### TEXTE ÉTUDIÉ ###
« Concernant la Bretagne : dans la situation purement hypothétique que sa langue est reconnue comme mondiale et obligatoire pour tous, oui, elle recevra un tel afflux de moyens financiers que deviendra un pays le plus riche au mondesmiley Avec les Bretons aux postes clés, réservés aux natifs, ils seront une élite du monde. Seulement ce sont les gros muscles qui imposent la langue, pas inversement. »
Donc là, vous nous faites une brillante déduction divinatoire qui s’achève par : « ce sont les gros muscles qui imposent la langue, pas inversement ». Ce « inversement », ce ne peut être que : « la langue qui impose les gros muscles ».
### DONNÉES ###
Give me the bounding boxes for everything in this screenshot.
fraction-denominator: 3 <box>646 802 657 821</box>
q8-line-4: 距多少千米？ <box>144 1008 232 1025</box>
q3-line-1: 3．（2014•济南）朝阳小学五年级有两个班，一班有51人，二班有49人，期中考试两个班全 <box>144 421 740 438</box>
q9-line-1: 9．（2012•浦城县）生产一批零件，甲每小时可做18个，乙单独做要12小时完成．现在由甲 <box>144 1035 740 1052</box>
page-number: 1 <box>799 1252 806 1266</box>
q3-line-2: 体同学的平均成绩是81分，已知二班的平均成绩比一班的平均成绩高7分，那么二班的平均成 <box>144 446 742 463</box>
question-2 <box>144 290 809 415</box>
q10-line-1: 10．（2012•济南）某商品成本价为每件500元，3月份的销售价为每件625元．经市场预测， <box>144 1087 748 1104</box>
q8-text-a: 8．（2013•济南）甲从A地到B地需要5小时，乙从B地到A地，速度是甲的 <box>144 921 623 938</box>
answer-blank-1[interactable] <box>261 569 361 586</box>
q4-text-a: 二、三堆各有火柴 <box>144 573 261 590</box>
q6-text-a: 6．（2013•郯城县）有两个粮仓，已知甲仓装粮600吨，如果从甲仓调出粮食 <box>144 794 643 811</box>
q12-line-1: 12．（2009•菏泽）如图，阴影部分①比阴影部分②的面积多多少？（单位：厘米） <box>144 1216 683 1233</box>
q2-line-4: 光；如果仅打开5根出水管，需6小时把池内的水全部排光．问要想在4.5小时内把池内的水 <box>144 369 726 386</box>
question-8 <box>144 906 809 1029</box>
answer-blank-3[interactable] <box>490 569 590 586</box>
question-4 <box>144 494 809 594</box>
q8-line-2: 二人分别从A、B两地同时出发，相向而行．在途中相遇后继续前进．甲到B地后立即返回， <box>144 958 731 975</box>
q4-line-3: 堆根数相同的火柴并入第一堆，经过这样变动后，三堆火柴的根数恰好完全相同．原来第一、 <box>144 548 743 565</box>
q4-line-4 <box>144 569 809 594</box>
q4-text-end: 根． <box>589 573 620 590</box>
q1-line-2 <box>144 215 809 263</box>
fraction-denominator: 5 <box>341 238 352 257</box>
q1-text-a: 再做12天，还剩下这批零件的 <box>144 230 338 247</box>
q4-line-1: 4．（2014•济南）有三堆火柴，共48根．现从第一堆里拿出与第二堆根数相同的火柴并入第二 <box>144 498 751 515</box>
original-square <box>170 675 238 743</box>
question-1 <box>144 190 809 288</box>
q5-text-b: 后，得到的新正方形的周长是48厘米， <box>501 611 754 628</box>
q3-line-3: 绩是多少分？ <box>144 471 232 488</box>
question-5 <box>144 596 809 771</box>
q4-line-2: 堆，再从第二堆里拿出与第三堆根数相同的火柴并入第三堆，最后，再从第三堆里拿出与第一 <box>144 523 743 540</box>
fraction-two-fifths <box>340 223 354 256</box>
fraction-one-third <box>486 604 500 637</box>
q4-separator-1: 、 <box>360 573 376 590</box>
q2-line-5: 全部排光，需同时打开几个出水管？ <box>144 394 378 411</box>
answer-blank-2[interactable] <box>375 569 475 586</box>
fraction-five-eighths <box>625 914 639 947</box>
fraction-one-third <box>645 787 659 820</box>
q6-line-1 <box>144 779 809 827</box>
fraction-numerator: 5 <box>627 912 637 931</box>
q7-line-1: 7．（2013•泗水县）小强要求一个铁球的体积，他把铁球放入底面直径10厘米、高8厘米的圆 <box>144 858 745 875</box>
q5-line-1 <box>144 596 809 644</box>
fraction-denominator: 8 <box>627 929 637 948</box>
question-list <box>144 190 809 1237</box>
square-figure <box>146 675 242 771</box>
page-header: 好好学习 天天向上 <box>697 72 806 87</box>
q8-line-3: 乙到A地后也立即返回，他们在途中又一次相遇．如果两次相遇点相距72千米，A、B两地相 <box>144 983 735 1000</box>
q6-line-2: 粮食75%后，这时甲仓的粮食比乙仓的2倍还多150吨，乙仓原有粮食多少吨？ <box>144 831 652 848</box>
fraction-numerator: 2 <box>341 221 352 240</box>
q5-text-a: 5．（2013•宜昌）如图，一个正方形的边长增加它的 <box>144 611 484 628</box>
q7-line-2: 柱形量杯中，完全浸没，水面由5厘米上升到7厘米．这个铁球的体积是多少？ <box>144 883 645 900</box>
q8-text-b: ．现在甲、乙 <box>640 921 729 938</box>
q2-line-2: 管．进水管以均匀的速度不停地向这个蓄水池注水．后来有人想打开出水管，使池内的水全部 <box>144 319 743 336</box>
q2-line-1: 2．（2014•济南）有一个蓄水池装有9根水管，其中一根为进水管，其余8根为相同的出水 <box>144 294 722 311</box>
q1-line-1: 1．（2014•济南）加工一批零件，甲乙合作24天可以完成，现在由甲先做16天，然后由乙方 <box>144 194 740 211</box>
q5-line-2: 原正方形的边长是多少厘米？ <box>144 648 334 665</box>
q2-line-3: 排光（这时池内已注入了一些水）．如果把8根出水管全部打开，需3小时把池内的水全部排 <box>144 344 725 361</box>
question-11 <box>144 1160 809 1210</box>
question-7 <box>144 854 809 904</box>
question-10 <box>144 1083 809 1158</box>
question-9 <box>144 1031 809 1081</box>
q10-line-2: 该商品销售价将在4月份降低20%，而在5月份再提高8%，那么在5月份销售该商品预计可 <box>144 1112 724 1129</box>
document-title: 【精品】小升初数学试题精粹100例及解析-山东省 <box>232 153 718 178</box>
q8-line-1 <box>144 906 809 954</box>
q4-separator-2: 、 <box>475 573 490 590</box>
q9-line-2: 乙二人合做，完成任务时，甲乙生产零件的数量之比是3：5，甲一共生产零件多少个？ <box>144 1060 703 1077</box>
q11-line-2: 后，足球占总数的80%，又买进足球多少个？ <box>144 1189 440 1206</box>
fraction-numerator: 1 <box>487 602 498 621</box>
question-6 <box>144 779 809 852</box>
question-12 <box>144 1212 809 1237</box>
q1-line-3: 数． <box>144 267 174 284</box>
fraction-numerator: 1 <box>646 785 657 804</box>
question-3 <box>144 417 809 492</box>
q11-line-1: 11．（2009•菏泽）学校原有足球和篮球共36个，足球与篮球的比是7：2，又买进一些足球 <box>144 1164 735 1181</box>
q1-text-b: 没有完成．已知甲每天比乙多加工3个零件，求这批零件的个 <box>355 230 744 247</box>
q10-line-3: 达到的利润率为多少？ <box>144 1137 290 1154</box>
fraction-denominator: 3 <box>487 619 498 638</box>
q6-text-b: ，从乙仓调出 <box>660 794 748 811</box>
###
CONSIGNES:
1. Pour chacune de ces affirmations, dites si elle s'accorde avec le texte sur la Bretagne et sa langue : (a) la situation où la langue bretonne serait mondiale y est présentée comme purement hypothétique ; (b) le passage cité affirme que la langue impose les gros muscles ; (c) les postes clés y sont réservés aux natifs. Répondez par oui ou non, en citant les mots du texte qui tranchent.
2. Poursuivez le texte sur la Bretagne et sa langue après sa dernière phrase.

RÉPONSES PAR CONSIGNE:
1.
(a) Oui : « dans la situation purement hypothétique que sa langue est reconnue comme mondiale et obligatoire pour tous ».
(b) Non : « ce sont les gros muscles qui imposent la langue, pas inversement ».
(c) Oui : « Avec les Bretons aux postes clés, réservés aux natifs ».

2.
Donc en clair, vous êtes d’accord avec moi : ce n’est qu’une fois qu’une nation est puissante qu’elle impose sa langue, car le fait d’avoir pour langue native la langue internationale n’impose pas « les gros muscles ». On peut faire du népalais la langue internationale, ça ne va rien changer au fait que le Népal est en guerre civile, que ses ressources naturelles (déjà peu importantes) sont en train d’être gâchées par la politique de la terre brûlée ni que sa population fuit à tire-larigot une terre ingrate ravagée par la guerre. On peut faire du breton la langue internationale, ça ne changera rien au fait que la Bretagne possède des ressources somme toute très modestes, ainsi qu’une population très réduite. Le statut de langue internationale pour une langue nationale ne fait qu’accroître une puissance déjà existante auparavant, elle ne la crée pas à partir de presque rien. Si les Etats-Unis n’avaient pas été la première puissance mondiale en 1950, l’adoption de l’anglais comme langue internationale aurait été mise à mal (le Royaume-Uni était dans une situation plus précaire que la France, à cette époque).